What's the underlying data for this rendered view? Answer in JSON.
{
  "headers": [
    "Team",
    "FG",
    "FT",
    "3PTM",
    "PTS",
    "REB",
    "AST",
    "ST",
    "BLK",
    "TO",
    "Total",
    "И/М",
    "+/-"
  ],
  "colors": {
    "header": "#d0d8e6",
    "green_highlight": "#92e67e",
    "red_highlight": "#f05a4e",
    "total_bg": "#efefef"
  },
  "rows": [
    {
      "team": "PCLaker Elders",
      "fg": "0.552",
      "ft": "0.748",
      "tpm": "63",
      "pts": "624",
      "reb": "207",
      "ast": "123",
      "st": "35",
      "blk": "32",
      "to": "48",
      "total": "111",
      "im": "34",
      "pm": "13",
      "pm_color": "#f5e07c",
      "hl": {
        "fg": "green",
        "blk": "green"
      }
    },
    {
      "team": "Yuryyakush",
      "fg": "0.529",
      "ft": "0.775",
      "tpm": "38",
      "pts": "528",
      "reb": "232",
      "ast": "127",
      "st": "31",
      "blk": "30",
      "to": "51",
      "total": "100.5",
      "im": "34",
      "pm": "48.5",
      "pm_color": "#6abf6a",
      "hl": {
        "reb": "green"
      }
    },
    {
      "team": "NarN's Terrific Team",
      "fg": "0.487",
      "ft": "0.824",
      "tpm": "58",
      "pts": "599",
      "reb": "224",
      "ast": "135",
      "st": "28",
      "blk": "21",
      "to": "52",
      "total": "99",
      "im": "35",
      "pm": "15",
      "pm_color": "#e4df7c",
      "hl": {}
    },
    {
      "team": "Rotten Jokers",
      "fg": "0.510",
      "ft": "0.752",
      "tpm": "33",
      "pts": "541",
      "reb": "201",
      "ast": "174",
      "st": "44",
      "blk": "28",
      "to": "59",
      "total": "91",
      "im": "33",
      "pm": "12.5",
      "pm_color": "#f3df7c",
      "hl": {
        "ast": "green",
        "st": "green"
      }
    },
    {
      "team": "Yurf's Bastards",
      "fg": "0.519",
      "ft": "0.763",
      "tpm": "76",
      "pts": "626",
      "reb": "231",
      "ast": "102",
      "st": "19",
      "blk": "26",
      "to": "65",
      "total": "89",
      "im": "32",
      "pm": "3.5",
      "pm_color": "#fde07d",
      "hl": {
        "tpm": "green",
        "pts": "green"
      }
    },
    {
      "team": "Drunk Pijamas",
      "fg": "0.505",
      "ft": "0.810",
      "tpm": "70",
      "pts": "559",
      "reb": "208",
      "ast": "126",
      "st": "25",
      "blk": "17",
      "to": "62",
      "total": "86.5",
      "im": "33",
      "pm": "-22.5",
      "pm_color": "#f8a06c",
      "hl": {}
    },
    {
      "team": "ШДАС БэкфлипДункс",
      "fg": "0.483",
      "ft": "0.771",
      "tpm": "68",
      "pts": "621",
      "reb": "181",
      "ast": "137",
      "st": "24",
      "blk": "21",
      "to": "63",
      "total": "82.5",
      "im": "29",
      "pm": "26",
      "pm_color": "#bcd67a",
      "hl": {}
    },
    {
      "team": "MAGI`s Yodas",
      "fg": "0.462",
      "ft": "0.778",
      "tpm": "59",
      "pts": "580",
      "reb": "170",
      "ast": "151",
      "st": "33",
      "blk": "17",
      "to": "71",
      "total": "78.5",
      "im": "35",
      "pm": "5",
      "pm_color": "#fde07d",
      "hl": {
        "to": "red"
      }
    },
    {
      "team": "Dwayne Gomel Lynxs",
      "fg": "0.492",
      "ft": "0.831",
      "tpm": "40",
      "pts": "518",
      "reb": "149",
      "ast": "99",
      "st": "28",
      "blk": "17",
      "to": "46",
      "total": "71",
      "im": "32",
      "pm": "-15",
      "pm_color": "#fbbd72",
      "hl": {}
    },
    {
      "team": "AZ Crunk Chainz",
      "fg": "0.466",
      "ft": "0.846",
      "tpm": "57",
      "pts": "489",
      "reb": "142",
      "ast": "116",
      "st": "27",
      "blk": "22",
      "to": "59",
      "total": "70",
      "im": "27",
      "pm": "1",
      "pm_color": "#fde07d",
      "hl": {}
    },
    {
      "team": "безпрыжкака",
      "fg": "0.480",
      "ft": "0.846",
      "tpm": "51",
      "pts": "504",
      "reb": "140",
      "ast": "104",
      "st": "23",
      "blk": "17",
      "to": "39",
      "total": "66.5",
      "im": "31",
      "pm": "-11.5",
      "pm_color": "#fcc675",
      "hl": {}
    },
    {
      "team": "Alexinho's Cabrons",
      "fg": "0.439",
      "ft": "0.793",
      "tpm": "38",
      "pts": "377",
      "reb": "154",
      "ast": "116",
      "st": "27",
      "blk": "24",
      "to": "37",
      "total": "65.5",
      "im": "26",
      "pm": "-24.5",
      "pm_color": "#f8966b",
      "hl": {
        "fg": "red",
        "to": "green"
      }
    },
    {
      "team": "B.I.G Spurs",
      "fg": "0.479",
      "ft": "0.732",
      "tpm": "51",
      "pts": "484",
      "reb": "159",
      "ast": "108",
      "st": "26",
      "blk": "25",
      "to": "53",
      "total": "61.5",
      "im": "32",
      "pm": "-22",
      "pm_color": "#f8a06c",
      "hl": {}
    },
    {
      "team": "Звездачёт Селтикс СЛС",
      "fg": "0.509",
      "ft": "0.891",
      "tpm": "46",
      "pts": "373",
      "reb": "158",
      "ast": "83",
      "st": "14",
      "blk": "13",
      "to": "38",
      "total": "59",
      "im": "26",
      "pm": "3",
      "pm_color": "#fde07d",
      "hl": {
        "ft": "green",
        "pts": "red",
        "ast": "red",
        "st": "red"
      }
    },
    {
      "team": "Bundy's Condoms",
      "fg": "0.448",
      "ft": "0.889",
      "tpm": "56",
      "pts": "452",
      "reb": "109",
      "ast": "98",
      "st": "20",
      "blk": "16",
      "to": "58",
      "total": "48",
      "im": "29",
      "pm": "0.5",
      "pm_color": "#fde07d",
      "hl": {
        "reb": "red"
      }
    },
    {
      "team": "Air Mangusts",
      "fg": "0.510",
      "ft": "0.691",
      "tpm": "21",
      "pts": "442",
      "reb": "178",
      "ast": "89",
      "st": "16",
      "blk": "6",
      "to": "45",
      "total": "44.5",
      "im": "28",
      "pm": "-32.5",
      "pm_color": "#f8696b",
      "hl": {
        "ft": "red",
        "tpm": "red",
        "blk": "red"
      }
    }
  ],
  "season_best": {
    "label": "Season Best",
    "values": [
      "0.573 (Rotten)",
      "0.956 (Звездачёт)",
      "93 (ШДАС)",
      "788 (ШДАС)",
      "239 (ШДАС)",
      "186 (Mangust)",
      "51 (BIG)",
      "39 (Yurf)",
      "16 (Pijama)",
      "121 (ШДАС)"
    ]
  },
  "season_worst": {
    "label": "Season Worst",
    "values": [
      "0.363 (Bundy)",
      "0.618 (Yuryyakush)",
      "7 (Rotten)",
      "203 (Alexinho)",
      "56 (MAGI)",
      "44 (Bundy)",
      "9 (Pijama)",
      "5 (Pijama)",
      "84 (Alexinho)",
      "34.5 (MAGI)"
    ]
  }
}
━━━━━━━━
**Stated problem:** Find each line that has the word "ШДАС", then copy it out.

**Expected output:**
      "team": "ШДАС БэкфлипДункс",
      "93 (ШДАС)",
      "788 (ШДАС)",
      "239 (ШДАС)",
      "121 (ШДАС)"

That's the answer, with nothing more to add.